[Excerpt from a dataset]
[START]

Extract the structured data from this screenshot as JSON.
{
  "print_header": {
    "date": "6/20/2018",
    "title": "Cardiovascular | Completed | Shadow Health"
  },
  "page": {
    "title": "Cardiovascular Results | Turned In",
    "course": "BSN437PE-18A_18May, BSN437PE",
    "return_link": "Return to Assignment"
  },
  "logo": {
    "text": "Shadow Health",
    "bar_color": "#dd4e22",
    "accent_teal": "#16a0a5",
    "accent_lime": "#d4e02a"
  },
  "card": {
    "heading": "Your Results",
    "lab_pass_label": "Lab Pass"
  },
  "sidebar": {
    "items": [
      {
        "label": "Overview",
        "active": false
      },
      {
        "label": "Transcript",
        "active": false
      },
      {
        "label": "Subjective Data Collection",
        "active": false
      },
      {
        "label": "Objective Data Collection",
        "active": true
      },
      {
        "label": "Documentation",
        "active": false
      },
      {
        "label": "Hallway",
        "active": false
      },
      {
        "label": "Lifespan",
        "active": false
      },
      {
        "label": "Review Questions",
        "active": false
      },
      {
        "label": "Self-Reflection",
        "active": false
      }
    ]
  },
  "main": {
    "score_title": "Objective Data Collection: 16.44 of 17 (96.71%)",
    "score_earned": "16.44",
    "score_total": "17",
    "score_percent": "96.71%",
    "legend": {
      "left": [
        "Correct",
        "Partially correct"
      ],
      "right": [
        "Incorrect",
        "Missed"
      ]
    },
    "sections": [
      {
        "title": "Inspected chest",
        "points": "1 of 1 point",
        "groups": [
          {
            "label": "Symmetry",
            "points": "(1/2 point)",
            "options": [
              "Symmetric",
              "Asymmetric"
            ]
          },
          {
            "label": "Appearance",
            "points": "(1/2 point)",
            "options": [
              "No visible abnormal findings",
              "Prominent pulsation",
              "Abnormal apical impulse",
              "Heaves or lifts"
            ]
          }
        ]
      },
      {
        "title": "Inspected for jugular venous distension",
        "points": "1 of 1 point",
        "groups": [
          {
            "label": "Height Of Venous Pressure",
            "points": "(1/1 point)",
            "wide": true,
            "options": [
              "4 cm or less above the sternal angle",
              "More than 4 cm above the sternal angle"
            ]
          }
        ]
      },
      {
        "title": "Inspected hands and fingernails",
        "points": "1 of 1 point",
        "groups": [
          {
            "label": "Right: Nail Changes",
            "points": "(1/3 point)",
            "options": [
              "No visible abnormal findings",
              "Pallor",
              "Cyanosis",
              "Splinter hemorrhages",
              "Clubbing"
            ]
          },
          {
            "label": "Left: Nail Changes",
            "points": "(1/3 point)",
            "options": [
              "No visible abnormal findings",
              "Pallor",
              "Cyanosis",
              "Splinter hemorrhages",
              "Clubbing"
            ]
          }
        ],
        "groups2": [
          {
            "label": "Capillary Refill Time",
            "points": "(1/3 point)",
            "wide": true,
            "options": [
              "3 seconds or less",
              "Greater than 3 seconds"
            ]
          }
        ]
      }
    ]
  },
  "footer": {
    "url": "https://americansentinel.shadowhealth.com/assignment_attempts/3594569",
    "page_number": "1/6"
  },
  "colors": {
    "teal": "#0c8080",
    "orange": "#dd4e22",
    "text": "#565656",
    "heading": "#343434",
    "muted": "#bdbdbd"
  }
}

[END]

#### Work instructions:
Nothing should be left out: repeat all of the data exactly.

#### Result:
Extract the structured data from this screenshot as JSON.
{
  "print_header": {
    "date": "6/20/2018",
    "title": "Cardiovascular | Completed | Shadow Health"
  },
  "page": {
    "title": "Cardiovascular Results | Turned In",
    "course": "BSN437PE-18A_18May, BSN437PE",
    "return_link": "Return to Assignment"
  },
  "logo": {
    "text": "Shadow Health",
    "bar_color": "#dd4e22",
    "accent_teal": "#16a0a5",
    "accent_lime": "#d4e02a"
  },
  "card": {
    "heading": "Your Results",
    "lab_pass_label": "Lab Pass"
  },
  "sidebar": {
    "items": [
      {
        "label": "Overview",
        "active": false
      },
      {
        "label": "Transcript",
        "active": false
      },
      {
        "label": "Subjective Data Collection",
        "active": false
      },
      {
        "label": "Objective Data Collection",
        "active": true
      },
      {
        "label": "Documentation",
        "active": false
      },
      {
        "label": "Hallway",
        "active": false
      },
      {
        "label": "Lifespan",
        "active": false
      },
      {
        "label": "Review Questions",
        "active": false
      },
      {
        "label": "Self-Reflection",
        "active": false
      }
    ]
  },
  "main": {
    "score_title": "Objective Data Collection: 16.44 of 17 (96.71%)",
    "score_earned": "16.44",
    "score_total": "17",
    "score_percent": "96.71%",
    "legend": {
      "left": [
        "Correct",
        "Partially correct"
      ],
      "right": [
        "Incorrect",
        "Missed"
      ]
    },
    "sections": [
      {
        "title": "Inspected chest",
        "points": "1 of 1 point",
        "groups": [
          {
            "label": "Symmetry",
            "points": "(1/2 point)",
            "options": [
              "Symmetric",
              "Asymmetric"
            ]
          },
          {
            "label": "Appearance",
            "points": "(1/2 point)",
            "options": [
              "No visible abnormal findings",
              "Prominent pulsation",
              "Abnormal apical impulse",
              "Heaves or lifts"
            ]
          }
        ]
      },
      {
        "title": "Inspected for jugular venous distension",
        "points": "1 of 1 point",
        "groups": [
          {
            "label": "Height Of Venous Pressure",
            "points": "(1/1 point)",
            "wide": true,
            "options": [
              "4 cm or less above the sternal angle",
              "More than 4 cm above the sternal angle"
            ]
          }
        ]
      },
      {
        "title": "Inspected hands and fingernails",
        "points": "1 of 1 point",
        "groups": [
          {
            "label": "Right: Nail Changes",
            "points": "(1/3 point)",
            "options": [
              "No visible abnormal findings",
              "Pallor",
              "Cyanosis",
              "Splinter hemorrhages",
              "Clubbing"
            ]
          },
          {
            "label": "Left: Nail Changes",
            "points": "(1/3 point)",
            "options": [
              "No visible abnormal findings",
              "Pallor",
              "Cyanosis",
              "Splinter hemorrhages",
              "Clubbing"
            ]
          }
        ],
        "groups2": [
          {
            "label": "Capillary Refill Time",
            "points": "(1/3 point)",
            "wide": true,
            "options": [
              "3 seconds or less",
              "Greater than 3 seconds"
            ]
          }
        ]
      }
    ]
  },
  "footer": {
    "url": "https://americansentinel.shadowhealth.com/assignment_attempts/3594569",
    "page_number": "1/6"
  },
  "colors": {
    "teal": "#0c8080",
    "orange": "#dd4e22",
    "text": "#565656",
    "heading": "#343434",
    "muted": "#bdbdbd"
  }
}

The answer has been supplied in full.